### [Exercise brief]
Give as output the line that contains "Output the text content of this document.", followed by every remaining line of the entries, unchanged and with nothing added.

Items listed in a dataset
::::::

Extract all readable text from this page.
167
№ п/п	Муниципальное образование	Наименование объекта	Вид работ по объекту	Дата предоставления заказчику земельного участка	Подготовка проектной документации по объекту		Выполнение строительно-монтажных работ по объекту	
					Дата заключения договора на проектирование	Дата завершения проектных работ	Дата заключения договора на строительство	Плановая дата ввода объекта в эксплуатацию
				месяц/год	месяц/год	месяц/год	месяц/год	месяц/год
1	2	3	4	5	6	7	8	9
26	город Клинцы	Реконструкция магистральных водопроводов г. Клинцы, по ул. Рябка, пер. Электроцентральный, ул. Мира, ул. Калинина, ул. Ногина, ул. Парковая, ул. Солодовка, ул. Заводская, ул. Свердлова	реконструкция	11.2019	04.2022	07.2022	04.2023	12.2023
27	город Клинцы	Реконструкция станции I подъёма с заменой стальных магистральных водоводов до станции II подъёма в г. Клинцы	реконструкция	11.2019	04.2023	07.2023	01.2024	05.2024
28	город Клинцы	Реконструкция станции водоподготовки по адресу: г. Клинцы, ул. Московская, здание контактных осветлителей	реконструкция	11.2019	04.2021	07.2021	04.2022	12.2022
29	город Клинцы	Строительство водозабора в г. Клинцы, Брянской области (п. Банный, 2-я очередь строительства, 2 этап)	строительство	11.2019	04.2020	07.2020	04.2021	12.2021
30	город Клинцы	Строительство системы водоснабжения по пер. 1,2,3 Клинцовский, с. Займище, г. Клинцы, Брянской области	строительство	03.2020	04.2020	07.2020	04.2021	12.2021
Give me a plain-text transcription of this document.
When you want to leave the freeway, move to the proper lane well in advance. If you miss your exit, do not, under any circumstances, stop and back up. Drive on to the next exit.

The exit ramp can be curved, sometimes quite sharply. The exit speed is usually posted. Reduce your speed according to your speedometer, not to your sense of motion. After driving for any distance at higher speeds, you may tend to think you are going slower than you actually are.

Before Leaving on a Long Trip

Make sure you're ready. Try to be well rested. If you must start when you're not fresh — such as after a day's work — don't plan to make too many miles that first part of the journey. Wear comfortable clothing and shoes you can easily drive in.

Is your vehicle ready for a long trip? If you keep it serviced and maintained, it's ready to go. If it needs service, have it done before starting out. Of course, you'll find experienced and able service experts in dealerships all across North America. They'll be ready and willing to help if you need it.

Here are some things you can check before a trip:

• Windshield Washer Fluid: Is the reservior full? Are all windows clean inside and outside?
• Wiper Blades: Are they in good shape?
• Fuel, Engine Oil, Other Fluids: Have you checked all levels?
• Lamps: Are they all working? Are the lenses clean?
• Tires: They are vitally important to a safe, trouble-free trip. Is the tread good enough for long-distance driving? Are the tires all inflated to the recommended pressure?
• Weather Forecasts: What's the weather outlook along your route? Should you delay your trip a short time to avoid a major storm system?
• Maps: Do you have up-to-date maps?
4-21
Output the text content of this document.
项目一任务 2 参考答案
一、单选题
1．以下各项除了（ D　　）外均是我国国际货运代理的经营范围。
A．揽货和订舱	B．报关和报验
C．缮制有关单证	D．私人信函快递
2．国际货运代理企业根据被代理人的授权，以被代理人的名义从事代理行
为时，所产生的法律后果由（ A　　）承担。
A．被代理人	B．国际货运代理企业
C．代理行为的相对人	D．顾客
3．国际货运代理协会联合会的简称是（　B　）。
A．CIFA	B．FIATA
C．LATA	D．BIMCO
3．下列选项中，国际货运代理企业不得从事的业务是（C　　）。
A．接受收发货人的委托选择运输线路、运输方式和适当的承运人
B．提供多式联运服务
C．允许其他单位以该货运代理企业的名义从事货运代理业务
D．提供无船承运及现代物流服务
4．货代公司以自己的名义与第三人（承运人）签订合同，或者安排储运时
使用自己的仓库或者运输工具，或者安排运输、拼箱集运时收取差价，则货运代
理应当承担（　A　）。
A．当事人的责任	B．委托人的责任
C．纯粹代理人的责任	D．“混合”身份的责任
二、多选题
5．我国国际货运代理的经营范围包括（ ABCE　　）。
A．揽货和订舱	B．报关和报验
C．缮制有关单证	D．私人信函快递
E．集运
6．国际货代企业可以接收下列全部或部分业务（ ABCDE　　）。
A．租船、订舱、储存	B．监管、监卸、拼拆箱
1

::::::

### [Written answer]
Output the text content of this document.
项目一任务 2 参考答案
一、单选题
1．以下各项除了（ D　　）外均是我国国际货运代理的经营范围。
A．揽货和订舱	B．报关和报验
C．缮制有关单证	D．私人信函快递
2．国际货运代理企业根据被代理人的授权，以被代理人的名义从事代理行
为时，所产生的法律后果由（ A　　）承担。
A．被代理人	B．国际货运代理企业
C．代理行为的相对人	D．顾客
3．国际货运代理协会联合会的简称是（　B　）。
A．CIFA	B．FIATA
C．LATA	D．BIMCO
3．下列选项中，国际货运代理企业不得从事的业务是（C　　）。
A．接受收发货人的委托选择运输线路、运输方式和适当的承运人
B．提供多式联运服务
C．允许其他单位以该货运代理企业的名义从事货运代理业务
D．提供无船承运及现代物流服务
4．货代公司以自己的名义与第三人（承运人）签订合同，或者安排储运时
使用自己的仓库或者运输工具，或者安排运输、拼箱集运时收取差价，则货运代
理应当承担（　A　）。
A．当事人的责任	B．委托人的责任
C．纯粹代理人的责任	D．“混合”身份的责任
二、多选题
5．我国国际货运代理的经营范围包括（ ABCE　　）。
A．揽货和订舱	B．报关和报验
C．缮制有关单证	D．私人信函快递
E．集运
6．国际货代企业可以接收下列全部或部分业务（ ABCDE　　）。
A．租船、订舱、储存	B．监管、监卸、拼拆箱
1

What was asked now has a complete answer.